▶ _WRITTEN REQUEST_: Write out every line of the material as it stands, apart from the pictures.

▶ _Stored data_:
--- --- ---

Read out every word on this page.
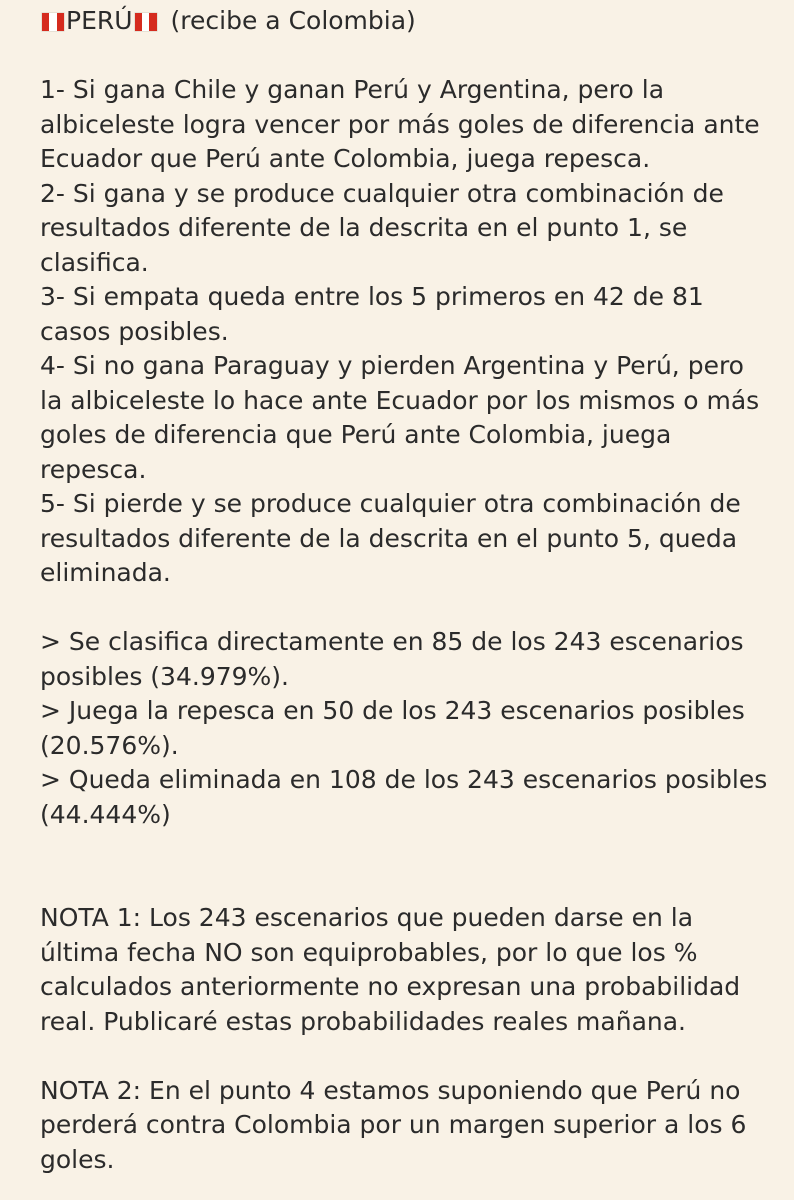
PERÚ (recibe a Colombia)
1- Si gana Chile y ganan Perú y Argentina, pero la
albiceleste logra vencer por más goles de diferencia ante
Ecuador que Perú ante Colombia, juega repesca.
2- Si gana y se produce cualquier otra combinación de
resultados diferente de la descrita en el punto 1, se
clasifica.
3- Si empata queda entre los 5 primeros en 42 de 81
casos posibles.
4- Si no gana Paraguay y pierden Argentina y Perú, pero
la albiceleste lo hace ante Ecuador por los mismos o más
goles de diferencia que Perú ante Colombia, juega
repesca.
5- Si pierde y se produce cualquier otra combinación de
resultados diferente de la descrita en el punto 5, queda
eliminada.
> Se clasifica directamente en 85 de los 243 escenarios
posibles (34.979%).
> Juega la repesca en 50 de los 243 escenarios posibles
(20.576%).
> Queda eliminada en 108 de los 243 escenarios posibles
(44.444%)
NOTA 1: Los 243 escenarios que pueden darse en la
última fecha NO son equiprobables, por lo que los %
calculados anteriormente no expresan una probabilidad
real. Publicaré estas probabilidades reales mañana.
NOTA 2: En el punto 4 estamos suponiendo que Perú no
perderá contra Colombia por un margen superior a los 6
goles.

--- --- ---

▶ _EXERCISE RESULT_:
Read out every word on this page.
PERÚ (recibe a Colombia)
1- Si gana Chile y ganan Perú y Argentina, pero la
albiceleste logra vencer por más goles de diferencia ante
Ecuador que Perú ante Colombia, juega repesca.
2- Si gana y se produce cualquier otra combinación de
resultados diferente de la descrita en el punto 1, se
clasifica.
3- Si empata queda entre los 5 primeros en 42 de 81
casos posibles.
4- Si no gana Paraguay y pierden Argentina y Perú, pero
la albiceleste lo hace ante Ecuador por los mismos o más
goles de diferencia que Perú ante Colombia, juega
repesca.
5- Si pierde y se produce cualquier otra combinación de
resultados diferente de la descrita en el punto 5, queda
eliminada.
> Se clasifica directamente en 85 de los 243 escenarios
posibles (34.979%).
> Juega la repesca en 50 de los 243 escenarios posibles
(20.576%).
> Queda eliminada en 108 de los 243 escenarios posibles
(44.444%)
NOTA 1: Los 243 escenarios que pueden darse en la
última fecha NO son equiprobables, por lo que los %
calculados anteriormente no expresan una probabilidad
real. Publicaré estas probabilidades reales mañana.
NOTA 2: En el punto 4 estamos suponiendo que Perú no
perderá contra Colombia por un margen superior a los 6
goles.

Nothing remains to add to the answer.